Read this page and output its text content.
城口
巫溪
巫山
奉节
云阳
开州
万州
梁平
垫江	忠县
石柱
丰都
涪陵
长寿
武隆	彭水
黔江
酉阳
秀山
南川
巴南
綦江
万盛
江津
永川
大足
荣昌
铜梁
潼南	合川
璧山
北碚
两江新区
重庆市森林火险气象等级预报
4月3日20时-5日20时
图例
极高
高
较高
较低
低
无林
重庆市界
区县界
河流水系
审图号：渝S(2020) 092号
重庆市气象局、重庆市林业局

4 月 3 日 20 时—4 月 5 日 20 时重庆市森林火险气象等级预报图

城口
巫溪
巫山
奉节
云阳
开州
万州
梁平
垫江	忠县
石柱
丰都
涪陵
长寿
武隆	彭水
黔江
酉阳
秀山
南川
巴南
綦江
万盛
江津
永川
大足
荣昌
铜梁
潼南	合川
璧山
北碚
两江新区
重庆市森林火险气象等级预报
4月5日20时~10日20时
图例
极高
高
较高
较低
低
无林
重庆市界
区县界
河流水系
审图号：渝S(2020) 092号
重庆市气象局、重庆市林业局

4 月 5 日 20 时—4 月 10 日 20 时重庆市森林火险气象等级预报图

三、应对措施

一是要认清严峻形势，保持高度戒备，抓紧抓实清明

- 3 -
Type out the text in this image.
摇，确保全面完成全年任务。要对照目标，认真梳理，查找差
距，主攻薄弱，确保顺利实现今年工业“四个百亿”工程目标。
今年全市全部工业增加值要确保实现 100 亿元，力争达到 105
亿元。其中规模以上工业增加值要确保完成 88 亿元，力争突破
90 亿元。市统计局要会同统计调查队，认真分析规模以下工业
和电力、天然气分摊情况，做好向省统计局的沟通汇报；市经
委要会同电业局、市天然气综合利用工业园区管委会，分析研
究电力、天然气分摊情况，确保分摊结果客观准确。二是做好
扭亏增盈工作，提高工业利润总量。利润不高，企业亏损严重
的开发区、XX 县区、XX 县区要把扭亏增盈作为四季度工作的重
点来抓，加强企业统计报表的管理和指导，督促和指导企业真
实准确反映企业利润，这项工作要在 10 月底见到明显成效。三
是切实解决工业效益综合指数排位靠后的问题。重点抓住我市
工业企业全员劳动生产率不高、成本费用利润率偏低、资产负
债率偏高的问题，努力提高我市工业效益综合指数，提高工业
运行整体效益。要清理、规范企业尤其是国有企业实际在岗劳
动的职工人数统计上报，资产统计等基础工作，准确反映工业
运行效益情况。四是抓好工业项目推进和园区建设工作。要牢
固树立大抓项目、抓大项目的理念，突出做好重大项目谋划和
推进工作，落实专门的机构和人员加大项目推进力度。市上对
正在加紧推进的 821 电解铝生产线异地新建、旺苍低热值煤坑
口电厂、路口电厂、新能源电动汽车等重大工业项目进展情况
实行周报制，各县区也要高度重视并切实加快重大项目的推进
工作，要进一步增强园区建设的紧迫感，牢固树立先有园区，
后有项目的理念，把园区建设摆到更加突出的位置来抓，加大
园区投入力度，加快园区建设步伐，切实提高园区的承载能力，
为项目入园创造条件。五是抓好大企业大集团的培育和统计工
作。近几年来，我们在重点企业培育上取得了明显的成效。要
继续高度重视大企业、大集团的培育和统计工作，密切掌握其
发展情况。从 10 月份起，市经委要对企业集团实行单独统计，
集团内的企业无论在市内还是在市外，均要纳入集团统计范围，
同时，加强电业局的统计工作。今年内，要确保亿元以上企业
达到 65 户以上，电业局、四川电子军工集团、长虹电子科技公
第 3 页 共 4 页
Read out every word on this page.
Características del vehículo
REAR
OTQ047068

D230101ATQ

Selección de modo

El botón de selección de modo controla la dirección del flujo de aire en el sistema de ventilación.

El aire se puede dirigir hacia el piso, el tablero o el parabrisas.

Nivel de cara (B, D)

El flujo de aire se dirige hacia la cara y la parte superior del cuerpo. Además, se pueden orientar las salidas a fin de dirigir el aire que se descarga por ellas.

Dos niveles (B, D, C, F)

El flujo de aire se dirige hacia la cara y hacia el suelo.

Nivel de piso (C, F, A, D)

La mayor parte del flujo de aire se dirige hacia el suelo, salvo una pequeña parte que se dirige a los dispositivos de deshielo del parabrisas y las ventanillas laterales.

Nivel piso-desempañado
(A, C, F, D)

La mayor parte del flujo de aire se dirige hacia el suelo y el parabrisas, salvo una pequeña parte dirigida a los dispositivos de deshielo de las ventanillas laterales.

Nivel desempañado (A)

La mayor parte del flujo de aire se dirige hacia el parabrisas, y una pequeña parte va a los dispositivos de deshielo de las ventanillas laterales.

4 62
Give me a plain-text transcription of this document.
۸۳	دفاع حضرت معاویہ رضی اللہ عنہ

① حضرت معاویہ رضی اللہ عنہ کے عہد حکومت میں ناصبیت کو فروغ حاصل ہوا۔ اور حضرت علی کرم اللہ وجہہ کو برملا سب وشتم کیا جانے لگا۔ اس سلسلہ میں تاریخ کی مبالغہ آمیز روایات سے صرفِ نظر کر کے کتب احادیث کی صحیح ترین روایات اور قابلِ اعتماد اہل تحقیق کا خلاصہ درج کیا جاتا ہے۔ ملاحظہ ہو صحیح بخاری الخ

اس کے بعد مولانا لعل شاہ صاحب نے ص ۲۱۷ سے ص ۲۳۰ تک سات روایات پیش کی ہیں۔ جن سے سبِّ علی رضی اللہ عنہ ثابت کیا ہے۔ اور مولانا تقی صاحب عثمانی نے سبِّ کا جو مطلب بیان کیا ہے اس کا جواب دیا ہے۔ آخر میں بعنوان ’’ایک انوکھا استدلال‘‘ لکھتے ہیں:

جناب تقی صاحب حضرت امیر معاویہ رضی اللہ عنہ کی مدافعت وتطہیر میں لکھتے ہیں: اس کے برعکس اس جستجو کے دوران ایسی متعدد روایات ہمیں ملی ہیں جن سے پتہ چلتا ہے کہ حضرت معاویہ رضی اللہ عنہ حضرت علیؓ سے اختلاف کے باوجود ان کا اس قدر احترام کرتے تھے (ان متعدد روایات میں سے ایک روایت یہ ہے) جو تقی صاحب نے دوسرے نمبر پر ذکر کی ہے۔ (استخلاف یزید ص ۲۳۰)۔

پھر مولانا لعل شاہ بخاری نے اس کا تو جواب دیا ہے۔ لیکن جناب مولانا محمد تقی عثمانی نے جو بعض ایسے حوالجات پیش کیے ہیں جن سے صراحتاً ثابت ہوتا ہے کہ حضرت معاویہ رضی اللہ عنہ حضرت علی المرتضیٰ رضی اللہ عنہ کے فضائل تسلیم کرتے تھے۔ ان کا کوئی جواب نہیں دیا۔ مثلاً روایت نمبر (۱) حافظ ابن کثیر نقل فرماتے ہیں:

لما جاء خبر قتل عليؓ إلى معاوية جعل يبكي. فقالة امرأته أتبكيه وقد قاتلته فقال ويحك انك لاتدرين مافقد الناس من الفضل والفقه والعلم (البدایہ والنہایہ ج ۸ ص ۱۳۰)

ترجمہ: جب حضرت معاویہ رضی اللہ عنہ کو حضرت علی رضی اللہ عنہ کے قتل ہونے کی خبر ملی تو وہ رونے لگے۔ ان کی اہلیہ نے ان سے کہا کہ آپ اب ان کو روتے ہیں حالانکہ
================================
> _Stated problem_
The entries above must be returned exactly.

> _Answer to the task_
Read this page and output its text content.
城口
巫溪
巫山
奉节
云阳
开州
万州
梁平
垫江	忠县
石柱
丰都
涪陵
长寿
武隆	彭水
黔江
酉阳
秀山
南川
巴南
綦江
万盛
江津
永川
大足
荣昌
铜梁
潼南	合川
璧山
北碚
两江新区
重庆市森林火险气象等级预报
4月3日20时-5日20时
图例
极高
高
较高
较低
低
无林
重庆市界
区县界
河流水系
审图号：渝S(2020) 092号
重庆市气象局、重庆市林业局

4 月 3 日 20 时—4 月 5 日 20 时重庆市森林火险气象等级预报图

城口
巫溪
巫山
奉节
云阳
开州
万州
梁平
垫江	忠县
石柱
丰都
涪陵
长寿
武隆	彭水
黔江
酉阳
秀山
南川
巴南
綦江
万盛
江津
永川
大足
荣昌
铜梁
潼南	合川
璧山
北碚
两江新区
重庆市森林火险气象等级预报
4月5日20时~10日20时
图例
极高
高
较高
较低
低
无林
重庆市界
区县界
河流水系
审图号：渝S(2020) 092号
重庆市气象局、重庆市林业局

4 月 5 日 20 时—4 月 10 日 20 时重庆市森林火险气象等级预报图

三、应对措施

一是要认清严峻形势，保持高度戒备，抓紧抓实清明

- 3 -
Type out the text in this image.
摇，确保全面完成全年任务。要对照目标，认真梳理，查找差
距，主攻薄弱，确保顺利实现今年工业“四个百亿”工程目标。
今年全市全部工业增加值要确保实现 100 亿元，力争达到 105
亿元。其中规模以上工业增加值要确保完成 88 亿元，力争突破
90 亿元。市统计局要会同统计调查队，认真分析规模以下工业
和电力、天然气分摊情况，做好向省统计局的沟通汇报；市经
委要会同电业局、市天然气综合利用工业园区管委会，分析研
究电力、天然气分摊情况，确保分摊结果客观准确。二是做好
扭亏增盈工作，提高工业利润总量。利润不高，企业亏损严重
的开发区、XX 县区、XX 县区要把扭亏增盈作为四季度工作的重
点来抓，加强企业统计报表的管理和指导，督促和指导企业真
实准确反映企业利润，这项工作要在 10 月底见到明显成效。三
是切实解决工业效益综合指数排位靠后的问题。重点抓住我市
工业企业全员劳动生产率不高、成本费用利润率偏低、资产负
债率偏高的问题，努力提高我市工业效益综合指数，提高工业
运行整体效益。要清理、规范企业尤其是国有企业实际在岗劳
动的职工人数统计上报，资产统计等基础工作，准确反映工业
运行效益情况。四是抓好工业项目推进和园区建设工作。要牢
固树立大抓项目、抓大项目的理念，突出做好重大项目谋划和
推进工作，落实专门的机构和人员加大项目推进力度。市上对
正在加紧推进的 821 电解铝生产线异地新建、旺苍低热值煤坑
口电厂、路口电厂、新能源电动汽车等重大工业项目进展情况
实行周报制，各县区也要高度重视并切实加快重大项目的推进
工作，要进一步增强园区建设的紧迫感，牢固树立先有园区，
后有项目的理念，把园区建设摆到更加突出的位置来抓，加大
园区投入力度，加快园区建设步伐，切实提高园区的承载能力，
为项目入园创造条件。五是抓好大企业大集团的培育和统计工
作。近几年来，我们在重点企业培育上取得了明显的成效。要
继续高度重视大企业、大集团的培育和统计工作，密切掌握其
发展情况。从 10 月份起，市经委要对企业集团实行单独统计，
集团内的企业无论在市内还是在市外，均要纳入集团统计范围，
同时，加强电业局的统计工作。今年内，要确保亿元以上企业
达到 65 户以上，电业局、四川电子军工集团、长虹电子科技公
第 3 页 共 4 页
Read out every word on this page.
Características del vehículo
REAR
OTQ047068

D230101ATQ

Selección de modo

El botón de selección de modo controla la dirección del flujo de aire en el sistema de ventilación.

El aire se puede dirigir hacia el piso, el tablero o el parabrisas.

Nivel de cara (B, D)

El flujo de aire se dirige hacia la cara y la parte superior del cuerpo. Además, se pueden orientar las salidas a fin de dirigir el aire que se descarga por ellas.

Dos niveles (B, D, C, F)

El flujo de aire se dirige hacia la cara y hacia el suelo.

Nivel de piso (C, F, A, D)

La mayor parte del flujo de aire se dirige hacia el suelo, salvo una pequeña parte que se dirige a los dispositivos de deshielo del parabrisas y las ventanillas laterales.

Nivel piso-desempañado
(A, C, F, D)

La mayor parte del flujo de aire se dirige hacia el suelo y el parabrisas, salvo una pequeña parte dirigida a los dispositivos de deshielo de las ventanillas laterales.

Nivel desempañado (A)

La mayor parte del flujo de aire se dirige hacia el parabrisas, y una pequeña parte va a los dispositivos de deshielo de las ventanillas laterales.

4 62
Give me a plain-text transcription of this document.
۸۳	دفاع حضرت معاویہ رضی اللہ عنہ

① حضرت معاویہ رضی اللہ عنہ کے عہد حکومت میں ناصبیت کو فروغ حاصل ہوا۔ اور حضرت علی کرم اللہ وجہہ کو برملا سب وشتم کیا جانے لگا۔ اس سلسلہ میں تاریخ کی مبالغہ آمیز روایات سے صرفِ نظر کر کے کتب احادیث کی صحیح ترین روایات اور قابلِ اعتماد اہل تحقیق کا خلاصہ درج کیا جاتا ہے۔ ملاحظہ ہو صحیح بخاری الخ

اس کے بعد مولانا لعل شاہ صاحب نے ص ۲۱۷ سے ص ۲۳۰ تک سات روایات پیش کی ہیں۔ جن سے سبِّ علی رضی اللہ عنہ ثابت کیا ہے۔ اور مولانا تقی صاحب عثمانی نے سبِّ کا جو مطلب بیان کیا ہے اس کا جواب دیا ہے۔ آخر میں بعنوان ’’ایک انوکھا استدلال‘‘ لکھتے ہیں:

جناب تقی صاحب حضرت امیر معاویہ رضی اللہ عنہ کی مدافعت وتطہیر میں لکھتے ہیں: اس کے برعکس اس جستجو کے دوران ایسی متعدد روایات ہمیں ملی ہیں جن سے پتہ چلتا ہے کہ حضرت معاویہ رضی اللہ عنہ حضرت علیؓ سے اختلاف کے باوجود ان کا اس قدر احترام کرتے تھے (ان متعدد روایات میں سے ایک روایت یہ ہے) جو تقی صاحب نے دوسرے نمبر پر ذکر کی ہے۔ (استخلاف یزید ص ۲۳۰)۔

پھر مولانا لعل شاہ بخاری نے اس کا تو جواب دیا ہے۔ لیکن جناب مولانا محمد تقی عثمانی نے جو بعض ایسے حوالجات پیش کیے ہیں جن سے صراحتاً ثابت ہوتا ہے کہ حضرت معاویہ رضی اللہ عنہ حضرت علی المرتضیٰ رضی اللہ عنہ کے فضائل تسلیم کرتے تھے۔ ان کا کوئی جواب نہیں دیا۔ مثلاً روایت نمبر (۱) حافظ ابن کثیر نقل فرماتے ہیں:

لما جاء خبر قتل عليؓ إلى معاوية جعل يبكي. فقالة امرأته أتبكيه وقد قاتلته فقال ويحك انك لاتدرين مافقد الناس من الفضل والفقه والعلم (البدایہ والنہایہ ج ۸ ص ۱۳۰)

ترجمہ: جب حضرت معاویہ رضی اللہ عنہ کو حضرت علی رضی اللہ عنہ کے قتل ہونے کی خبر ملی تو وہ رونے لگے۔ ان کی اہلیہ نے ان سے کہا کہ آپ اب ان کو روتے ہیں حالانکہ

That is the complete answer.